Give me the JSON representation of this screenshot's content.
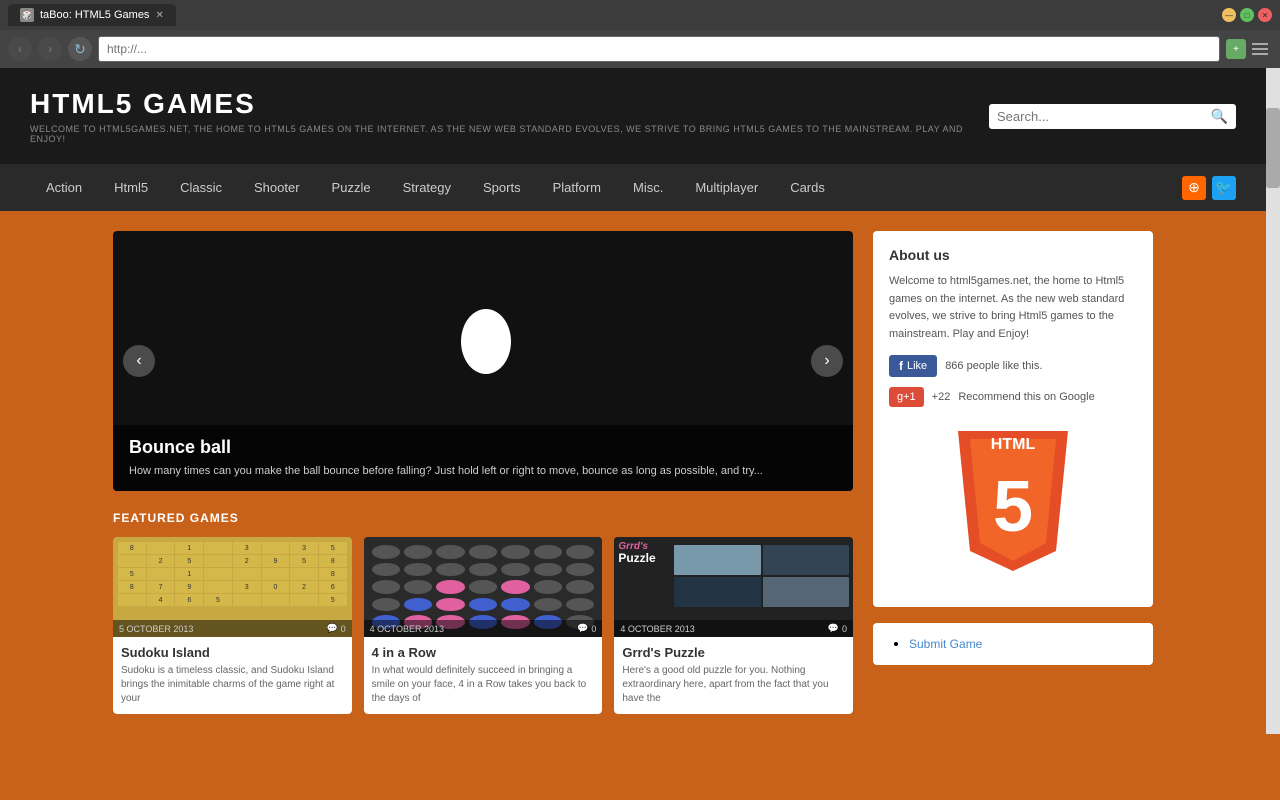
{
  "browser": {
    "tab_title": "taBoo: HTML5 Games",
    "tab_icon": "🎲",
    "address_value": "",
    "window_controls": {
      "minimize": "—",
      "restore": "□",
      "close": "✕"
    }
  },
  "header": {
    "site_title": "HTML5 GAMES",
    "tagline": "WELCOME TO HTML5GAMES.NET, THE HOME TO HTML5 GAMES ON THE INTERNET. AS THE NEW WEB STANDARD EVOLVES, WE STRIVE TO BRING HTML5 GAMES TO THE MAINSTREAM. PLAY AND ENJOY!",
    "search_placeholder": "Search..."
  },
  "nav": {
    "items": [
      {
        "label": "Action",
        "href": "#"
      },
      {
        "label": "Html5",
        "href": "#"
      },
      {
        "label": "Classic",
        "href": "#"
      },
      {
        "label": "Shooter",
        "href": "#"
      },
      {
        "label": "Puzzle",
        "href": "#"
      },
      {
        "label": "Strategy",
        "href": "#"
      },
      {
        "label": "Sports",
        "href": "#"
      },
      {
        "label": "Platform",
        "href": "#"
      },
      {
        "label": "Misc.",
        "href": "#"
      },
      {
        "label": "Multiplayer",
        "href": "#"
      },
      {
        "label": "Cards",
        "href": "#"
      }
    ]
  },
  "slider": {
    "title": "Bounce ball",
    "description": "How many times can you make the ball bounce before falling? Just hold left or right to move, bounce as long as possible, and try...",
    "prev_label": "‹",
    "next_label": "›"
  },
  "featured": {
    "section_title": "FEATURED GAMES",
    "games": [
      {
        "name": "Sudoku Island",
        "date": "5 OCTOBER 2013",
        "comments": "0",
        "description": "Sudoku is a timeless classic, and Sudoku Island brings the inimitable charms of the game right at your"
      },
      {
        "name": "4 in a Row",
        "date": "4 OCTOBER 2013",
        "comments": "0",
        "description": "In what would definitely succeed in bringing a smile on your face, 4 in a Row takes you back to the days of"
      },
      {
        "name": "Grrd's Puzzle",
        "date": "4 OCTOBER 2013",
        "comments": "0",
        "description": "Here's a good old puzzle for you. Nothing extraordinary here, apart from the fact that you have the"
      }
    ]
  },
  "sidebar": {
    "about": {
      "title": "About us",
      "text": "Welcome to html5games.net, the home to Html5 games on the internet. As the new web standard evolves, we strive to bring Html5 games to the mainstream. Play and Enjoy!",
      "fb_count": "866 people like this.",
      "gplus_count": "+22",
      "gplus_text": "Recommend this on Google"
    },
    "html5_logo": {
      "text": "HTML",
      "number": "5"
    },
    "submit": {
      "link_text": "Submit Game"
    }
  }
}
★ ★ ★ ★ ★
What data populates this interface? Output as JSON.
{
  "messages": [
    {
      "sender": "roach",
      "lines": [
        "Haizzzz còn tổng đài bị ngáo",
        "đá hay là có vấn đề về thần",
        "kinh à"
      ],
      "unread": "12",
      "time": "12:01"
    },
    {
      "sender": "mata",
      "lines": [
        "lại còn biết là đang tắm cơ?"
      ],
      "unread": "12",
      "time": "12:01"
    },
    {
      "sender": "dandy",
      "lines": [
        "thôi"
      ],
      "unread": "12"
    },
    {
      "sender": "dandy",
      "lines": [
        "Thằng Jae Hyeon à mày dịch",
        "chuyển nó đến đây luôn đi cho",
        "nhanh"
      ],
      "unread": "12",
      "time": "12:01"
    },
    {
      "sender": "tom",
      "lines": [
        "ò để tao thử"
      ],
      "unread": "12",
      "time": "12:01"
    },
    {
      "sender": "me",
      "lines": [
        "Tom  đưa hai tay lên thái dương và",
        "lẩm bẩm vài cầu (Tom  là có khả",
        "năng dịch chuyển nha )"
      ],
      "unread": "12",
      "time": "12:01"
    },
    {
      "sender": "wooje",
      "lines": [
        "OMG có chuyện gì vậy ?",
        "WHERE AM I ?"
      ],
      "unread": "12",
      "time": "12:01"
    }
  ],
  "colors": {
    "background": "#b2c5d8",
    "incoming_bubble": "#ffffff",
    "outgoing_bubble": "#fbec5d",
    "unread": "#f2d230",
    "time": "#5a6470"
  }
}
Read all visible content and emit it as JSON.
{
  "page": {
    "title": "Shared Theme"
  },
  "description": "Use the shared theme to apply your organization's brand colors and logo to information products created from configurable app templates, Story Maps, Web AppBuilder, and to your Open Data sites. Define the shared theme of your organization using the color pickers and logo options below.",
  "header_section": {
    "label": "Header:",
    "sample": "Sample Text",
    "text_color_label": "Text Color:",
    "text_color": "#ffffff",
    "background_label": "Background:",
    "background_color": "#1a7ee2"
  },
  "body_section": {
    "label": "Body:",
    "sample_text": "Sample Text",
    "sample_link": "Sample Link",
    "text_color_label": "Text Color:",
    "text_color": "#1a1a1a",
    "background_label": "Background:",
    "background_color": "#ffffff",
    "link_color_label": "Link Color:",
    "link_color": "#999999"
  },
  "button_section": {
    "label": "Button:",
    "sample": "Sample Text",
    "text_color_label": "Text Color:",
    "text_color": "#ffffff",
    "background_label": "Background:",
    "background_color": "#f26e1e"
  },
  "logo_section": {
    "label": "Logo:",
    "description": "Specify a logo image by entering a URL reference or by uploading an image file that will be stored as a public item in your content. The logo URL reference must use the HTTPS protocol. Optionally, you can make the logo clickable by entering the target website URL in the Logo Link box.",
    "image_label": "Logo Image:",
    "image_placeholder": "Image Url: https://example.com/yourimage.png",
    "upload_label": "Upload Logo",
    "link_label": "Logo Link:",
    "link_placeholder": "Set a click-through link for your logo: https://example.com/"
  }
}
★ ★ ★ ★ ★
Pick out the lines containing the word "Sudoku" and show them.

        "name": "Sudoku Island",
        "description": "Sudoku is a timeless classic, and Sudoku Island brings the inimitable charms of the game right at your"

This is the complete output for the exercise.